┌────────
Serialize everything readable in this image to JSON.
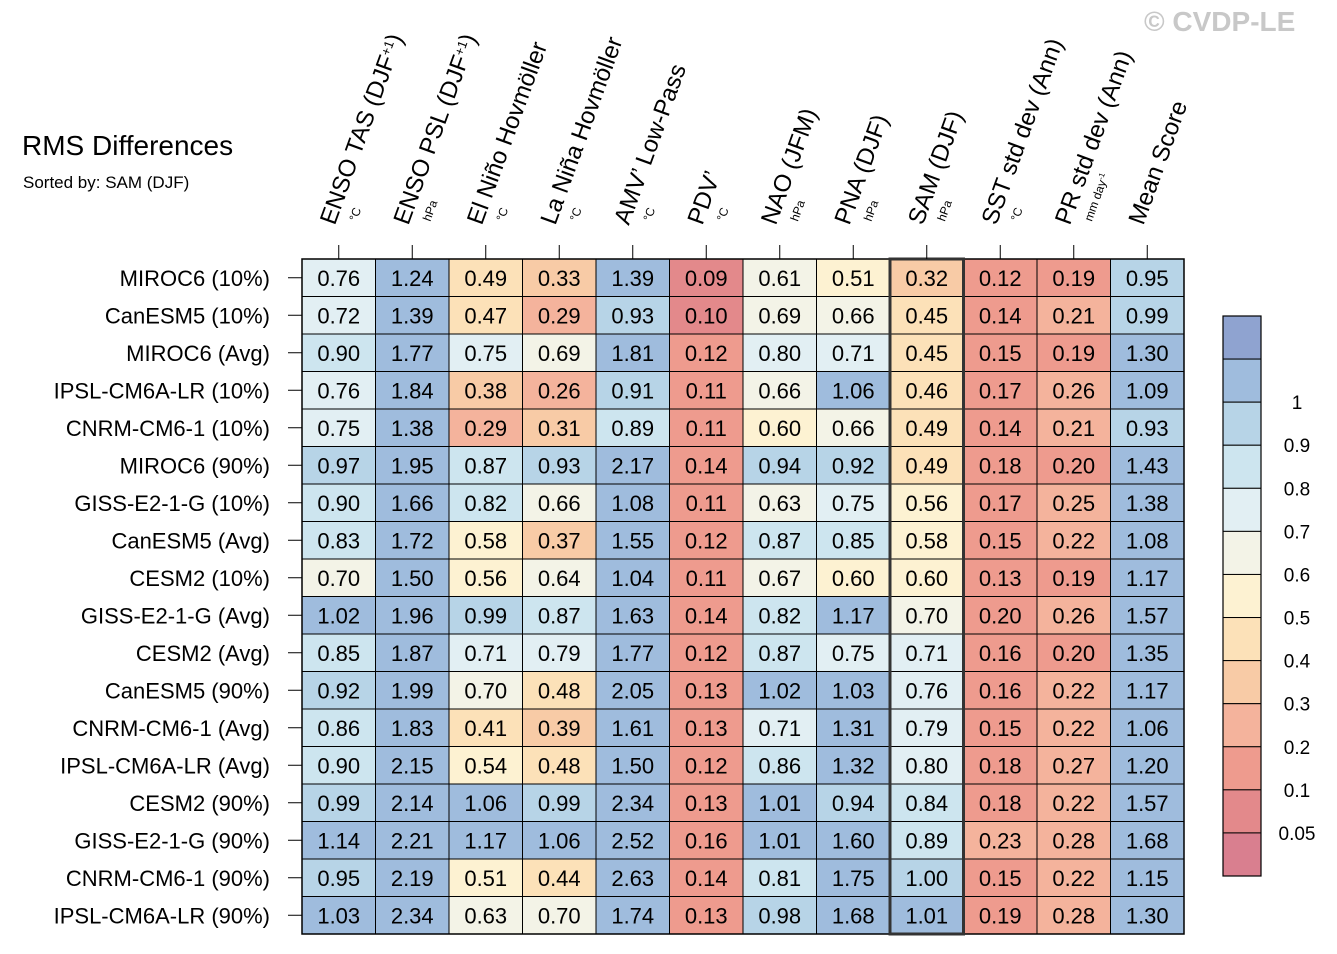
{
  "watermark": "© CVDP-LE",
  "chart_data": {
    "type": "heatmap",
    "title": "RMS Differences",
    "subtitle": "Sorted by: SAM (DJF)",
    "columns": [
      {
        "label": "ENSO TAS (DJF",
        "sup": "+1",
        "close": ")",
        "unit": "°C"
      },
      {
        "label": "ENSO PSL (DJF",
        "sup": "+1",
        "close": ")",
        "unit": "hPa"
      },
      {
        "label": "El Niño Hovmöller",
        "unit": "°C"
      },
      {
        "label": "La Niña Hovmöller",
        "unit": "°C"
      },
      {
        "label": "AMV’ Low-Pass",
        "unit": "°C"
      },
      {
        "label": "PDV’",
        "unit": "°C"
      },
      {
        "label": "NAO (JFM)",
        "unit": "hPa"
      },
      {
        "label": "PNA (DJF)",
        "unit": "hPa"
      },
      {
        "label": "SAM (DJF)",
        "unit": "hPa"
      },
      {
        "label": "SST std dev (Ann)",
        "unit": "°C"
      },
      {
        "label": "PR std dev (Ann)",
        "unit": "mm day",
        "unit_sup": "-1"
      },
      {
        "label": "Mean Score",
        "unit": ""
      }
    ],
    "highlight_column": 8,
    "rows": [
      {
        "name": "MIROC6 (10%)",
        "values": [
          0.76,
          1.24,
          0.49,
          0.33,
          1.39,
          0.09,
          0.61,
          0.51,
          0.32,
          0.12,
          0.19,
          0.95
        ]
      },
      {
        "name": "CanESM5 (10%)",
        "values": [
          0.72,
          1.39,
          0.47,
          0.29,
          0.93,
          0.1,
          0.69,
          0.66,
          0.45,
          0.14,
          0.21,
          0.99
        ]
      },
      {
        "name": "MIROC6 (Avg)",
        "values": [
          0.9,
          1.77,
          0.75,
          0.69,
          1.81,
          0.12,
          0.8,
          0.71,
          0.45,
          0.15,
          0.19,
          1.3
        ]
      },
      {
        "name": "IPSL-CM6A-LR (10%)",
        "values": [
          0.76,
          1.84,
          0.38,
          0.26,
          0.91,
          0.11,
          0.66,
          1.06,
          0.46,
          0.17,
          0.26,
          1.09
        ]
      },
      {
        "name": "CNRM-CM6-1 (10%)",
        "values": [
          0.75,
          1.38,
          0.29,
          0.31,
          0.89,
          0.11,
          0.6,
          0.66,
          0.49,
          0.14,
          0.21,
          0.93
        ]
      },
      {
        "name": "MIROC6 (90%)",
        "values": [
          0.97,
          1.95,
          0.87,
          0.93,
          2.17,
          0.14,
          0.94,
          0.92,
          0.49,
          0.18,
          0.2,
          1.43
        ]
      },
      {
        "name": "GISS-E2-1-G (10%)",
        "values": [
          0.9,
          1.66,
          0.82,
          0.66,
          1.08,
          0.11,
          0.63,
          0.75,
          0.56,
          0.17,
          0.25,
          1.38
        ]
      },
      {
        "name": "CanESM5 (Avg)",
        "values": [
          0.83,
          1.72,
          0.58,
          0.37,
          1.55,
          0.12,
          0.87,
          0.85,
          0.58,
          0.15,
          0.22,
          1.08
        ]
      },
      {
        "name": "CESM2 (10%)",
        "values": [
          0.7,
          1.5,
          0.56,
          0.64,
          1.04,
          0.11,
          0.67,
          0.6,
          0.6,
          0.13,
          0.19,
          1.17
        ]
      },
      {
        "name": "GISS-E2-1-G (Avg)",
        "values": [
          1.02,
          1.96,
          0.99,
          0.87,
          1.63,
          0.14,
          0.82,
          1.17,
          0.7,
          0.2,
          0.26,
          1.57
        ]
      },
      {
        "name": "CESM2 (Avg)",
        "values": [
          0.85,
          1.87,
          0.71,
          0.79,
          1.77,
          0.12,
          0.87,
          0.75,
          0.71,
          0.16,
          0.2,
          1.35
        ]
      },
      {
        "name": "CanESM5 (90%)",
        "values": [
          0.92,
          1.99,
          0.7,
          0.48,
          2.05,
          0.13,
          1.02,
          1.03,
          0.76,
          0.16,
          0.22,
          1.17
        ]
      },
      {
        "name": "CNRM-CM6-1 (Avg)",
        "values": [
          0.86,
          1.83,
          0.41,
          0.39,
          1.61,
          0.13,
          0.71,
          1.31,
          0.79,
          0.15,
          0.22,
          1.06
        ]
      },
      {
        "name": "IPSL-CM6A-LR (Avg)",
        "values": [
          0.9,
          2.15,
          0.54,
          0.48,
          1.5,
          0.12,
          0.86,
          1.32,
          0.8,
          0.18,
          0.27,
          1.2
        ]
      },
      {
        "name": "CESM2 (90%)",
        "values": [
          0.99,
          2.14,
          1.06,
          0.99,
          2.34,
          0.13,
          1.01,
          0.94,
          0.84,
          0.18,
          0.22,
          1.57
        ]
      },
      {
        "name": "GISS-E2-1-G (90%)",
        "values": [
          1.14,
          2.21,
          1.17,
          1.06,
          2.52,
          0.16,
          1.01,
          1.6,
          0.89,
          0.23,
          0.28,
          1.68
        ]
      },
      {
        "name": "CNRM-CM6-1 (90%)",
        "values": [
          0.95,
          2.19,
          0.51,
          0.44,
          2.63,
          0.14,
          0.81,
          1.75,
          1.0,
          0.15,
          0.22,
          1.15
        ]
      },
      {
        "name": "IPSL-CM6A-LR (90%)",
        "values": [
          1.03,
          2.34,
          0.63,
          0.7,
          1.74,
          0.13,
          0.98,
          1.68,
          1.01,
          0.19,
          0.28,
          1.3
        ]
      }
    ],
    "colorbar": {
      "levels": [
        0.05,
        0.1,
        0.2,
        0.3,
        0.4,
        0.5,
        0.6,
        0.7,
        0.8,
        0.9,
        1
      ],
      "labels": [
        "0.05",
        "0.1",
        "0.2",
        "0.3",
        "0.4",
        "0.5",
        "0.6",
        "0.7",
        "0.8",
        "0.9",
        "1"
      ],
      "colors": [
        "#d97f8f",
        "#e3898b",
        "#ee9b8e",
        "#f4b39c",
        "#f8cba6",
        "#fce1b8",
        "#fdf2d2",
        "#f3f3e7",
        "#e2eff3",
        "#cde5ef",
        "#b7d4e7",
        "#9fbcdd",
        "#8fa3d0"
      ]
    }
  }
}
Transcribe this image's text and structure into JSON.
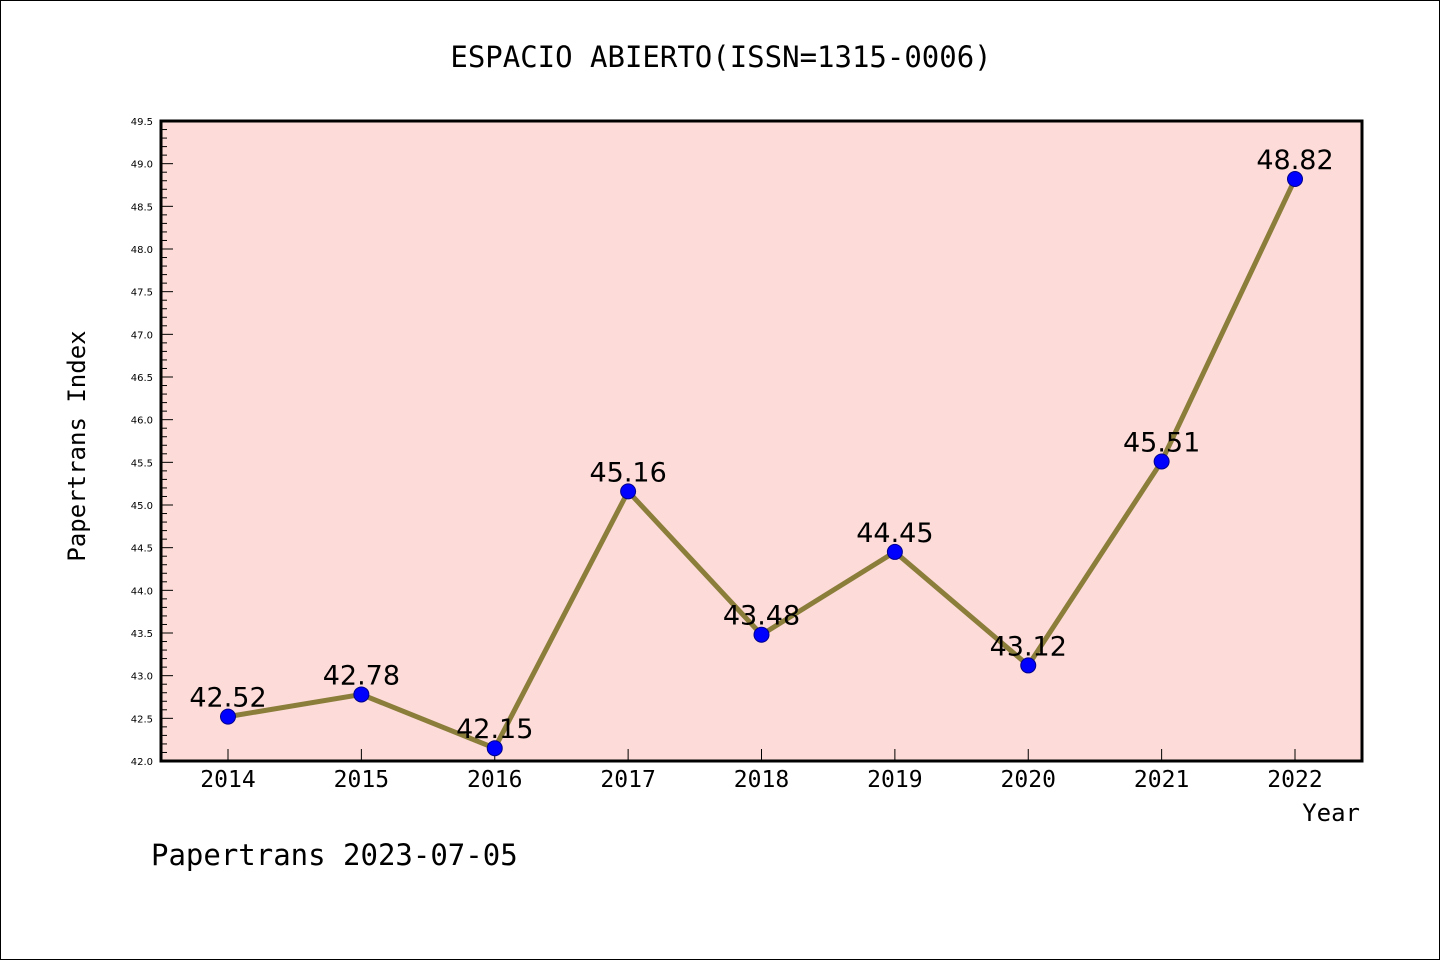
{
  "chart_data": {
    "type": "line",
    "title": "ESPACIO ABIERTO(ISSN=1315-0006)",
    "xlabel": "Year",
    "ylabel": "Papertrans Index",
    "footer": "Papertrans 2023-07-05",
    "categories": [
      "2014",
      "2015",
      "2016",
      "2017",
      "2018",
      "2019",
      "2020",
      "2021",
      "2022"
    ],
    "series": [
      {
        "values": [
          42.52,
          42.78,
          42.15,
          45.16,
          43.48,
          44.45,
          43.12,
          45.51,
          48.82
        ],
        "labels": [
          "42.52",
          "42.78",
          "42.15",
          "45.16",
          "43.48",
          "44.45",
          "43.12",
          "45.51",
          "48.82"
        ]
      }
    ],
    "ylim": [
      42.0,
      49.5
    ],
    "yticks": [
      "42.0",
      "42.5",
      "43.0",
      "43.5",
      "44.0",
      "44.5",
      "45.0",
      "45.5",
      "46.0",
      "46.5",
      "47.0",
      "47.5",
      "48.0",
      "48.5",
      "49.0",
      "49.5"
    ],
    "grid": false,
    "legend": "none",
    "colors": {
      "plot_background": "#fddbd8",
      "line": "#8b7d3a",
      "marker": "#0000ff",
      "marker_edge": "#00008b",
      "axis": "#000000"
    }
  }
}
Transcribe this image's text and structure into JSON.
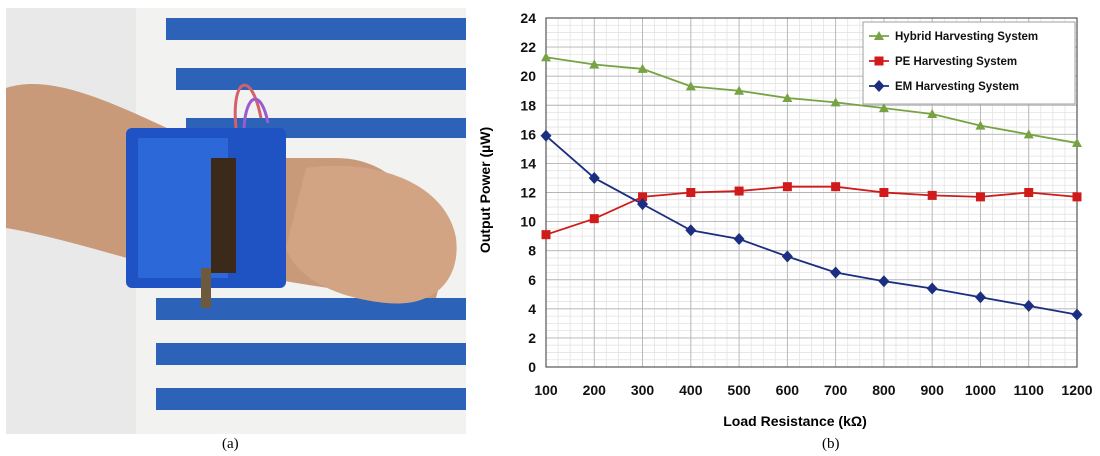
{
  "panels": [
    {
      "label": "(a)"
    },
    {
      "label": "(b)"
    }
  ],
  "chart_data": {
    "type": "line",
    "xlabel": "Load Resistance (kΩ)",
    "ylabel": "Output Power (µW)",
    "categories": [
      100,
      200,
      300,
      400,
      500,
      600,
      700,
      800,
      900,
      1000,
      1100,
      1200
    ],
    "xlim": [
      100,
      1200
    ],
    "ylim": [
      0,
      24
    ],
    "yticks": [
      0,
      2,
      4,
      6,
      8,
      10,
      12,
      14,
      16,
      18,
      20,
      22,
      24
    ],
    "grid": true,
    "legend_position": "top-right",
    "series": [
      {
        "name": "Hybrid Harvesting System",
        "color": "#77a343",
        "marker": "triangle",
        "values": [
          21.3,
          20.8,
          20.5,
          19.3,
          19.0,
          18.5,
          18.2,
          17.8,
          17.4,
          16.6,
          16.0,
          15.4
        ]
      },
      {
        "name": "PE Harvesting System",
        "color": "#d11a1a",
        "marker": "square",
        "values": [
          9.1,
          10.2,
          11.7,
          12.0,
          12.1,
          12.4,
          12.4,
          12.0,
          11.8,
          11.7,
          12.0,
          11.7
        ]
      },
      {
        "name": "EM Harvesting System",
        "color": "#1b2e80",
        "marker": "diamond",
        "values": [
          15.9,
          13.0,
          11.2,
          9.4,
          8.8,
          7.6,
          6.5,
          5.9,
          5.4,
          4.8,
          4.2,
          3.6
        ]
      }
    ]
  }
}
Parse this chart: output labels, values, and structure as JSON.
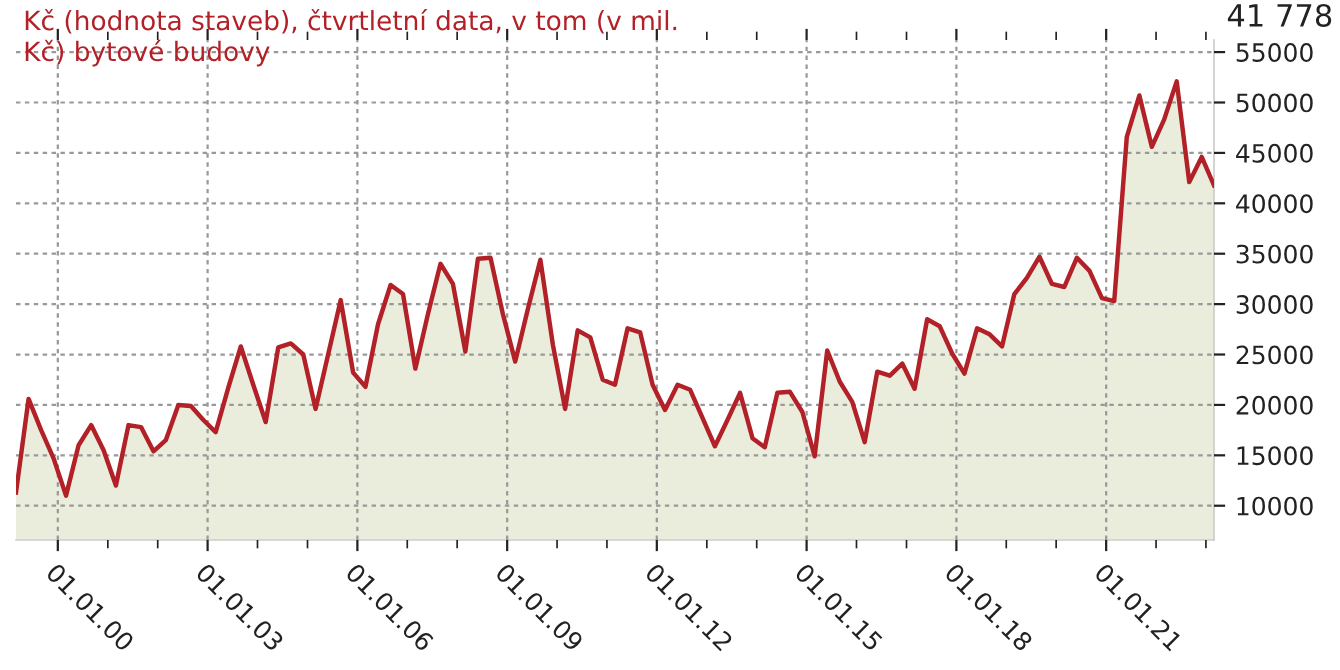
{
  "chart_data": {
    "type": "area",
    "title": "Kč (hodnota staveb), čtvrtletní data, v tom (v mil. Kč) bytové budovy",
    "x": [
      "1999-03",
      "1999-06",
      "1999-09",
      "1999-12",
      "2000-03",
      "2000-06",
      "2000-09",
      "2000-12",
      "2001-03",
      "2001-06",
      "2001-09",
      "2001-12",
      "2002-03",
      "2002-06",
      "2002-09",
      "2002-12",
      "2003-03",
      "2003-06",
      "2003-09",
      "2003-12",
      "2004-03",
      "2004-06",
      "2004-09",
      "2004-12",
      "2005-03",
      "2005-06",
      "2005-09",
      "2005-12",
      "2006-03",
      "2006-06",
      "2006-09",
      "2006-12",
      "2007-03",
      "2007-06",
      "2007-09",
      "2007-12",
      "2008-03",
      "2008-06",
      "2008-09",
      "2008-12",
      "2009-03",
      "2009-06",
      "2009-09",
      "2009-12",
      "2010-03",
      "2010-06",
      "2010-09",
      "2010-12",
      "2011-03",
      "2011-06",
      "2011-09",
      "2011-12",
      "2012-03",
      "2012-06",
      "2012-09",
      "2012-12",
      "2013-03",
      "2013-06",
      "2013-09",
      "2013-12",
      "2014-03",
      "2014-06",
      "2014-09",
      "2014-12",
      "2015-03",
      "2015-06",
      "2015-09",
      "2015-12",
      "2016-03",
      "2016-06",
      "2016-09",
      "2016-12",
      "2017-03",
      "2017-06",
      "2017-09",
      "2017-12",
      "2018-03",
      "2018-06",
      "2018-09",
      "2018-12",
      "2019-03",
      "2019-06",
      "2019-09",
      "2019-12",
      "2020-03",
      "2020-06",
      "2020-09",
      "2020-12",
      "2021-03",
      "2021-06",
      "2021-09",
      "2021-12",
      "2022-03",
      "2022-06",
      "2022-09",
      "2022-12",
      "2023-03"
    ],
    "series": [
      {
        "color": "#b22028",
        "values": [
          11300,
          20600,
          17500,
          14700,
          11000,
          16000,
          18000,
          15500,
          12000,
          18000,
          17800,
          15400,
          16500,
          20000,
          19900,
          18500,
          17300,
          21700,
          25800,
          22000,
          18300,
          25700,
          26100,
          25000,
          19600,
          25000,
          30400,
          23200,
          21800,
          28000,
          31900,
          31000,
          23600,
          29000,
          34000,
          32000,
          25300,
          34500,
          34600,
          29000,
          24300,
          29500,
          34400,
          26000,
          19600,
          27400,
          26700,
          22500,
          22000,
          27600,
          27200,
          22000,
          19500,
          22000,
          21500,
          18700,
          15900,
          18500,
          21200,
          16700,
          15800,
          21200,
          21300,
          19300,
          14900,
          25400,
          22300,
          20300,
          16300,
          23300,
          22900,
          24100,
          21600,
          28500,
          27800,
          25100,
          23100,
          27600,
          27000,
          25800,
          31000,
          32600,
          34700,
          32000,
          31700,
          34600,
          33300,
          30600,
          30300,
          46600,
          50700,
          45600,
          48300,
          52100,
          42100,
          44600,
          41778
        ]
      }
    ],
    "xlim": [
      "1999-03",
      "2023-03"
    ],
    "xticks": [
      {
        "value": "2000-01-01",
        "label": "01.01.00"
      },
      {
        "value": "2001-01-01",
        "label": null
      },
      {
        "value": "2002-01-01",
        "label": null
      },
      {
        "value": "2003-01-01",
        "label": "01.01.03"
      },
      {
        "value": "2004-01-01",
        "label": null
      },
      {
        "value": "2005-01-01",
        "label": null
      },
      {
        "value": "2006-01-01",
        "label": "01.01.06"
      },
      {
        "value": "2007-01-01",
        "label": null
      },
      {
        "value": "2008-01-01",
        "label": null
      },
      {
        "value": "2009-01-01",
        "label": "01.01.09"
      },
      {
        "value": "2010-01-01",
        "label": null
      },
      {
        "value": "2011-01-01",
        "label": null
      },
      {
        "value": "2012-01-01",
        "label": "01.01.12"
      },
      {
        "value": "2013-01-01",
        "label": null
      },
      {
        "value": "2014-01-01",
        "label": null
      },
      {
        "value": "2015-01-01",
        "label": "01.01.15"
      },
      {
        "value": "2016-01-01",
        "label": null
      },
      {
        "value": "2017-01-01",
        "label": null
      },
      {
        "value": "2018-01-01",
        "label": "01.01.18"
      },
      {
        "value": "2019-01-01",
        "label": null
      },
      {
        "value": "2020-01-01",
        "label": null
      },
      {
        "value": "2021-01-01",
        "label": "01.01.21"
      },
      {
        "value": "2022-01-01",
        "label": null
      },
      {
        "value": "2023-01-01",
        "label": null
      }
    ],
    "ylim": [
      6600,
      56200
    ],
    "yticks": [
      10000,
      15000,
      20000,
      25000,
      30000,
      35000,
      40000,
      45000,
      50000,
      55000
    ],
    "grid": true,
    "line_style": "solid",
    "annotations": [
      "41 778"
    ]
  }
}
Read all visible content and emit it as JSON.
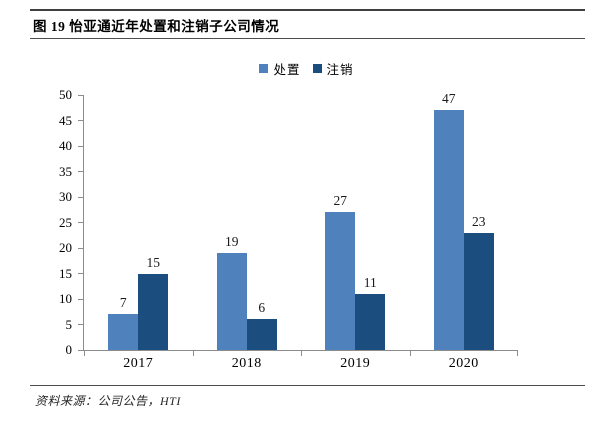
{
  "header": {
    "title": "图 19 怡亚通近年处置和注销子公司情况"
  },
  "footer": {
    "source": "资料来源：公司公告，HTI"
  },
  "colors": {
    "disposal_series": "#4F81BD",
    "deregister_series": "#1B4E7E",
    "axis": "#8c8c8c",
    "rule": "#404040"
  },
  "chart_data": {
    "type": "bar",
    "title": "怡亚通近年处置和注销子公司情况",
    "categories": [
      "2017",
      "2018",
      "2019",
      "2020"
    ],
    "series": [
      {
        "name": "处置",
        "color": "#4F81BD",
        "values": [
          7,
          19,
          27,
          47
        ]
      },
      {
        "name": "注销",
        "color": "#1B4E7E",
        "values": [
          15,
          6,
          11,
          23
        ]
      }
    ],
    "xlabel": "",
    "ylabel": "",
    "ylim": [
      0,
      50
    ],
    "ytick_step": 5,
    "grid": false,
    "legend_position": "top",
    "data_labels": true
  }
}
└────────
▶ _Task to complete_
Filter the records above for "Hovmöller" and copy every matching line.

▶ _Solution to the exercise_
        "label": "El Niño Hovmöller",
        "label": "La Niña Hovmöller",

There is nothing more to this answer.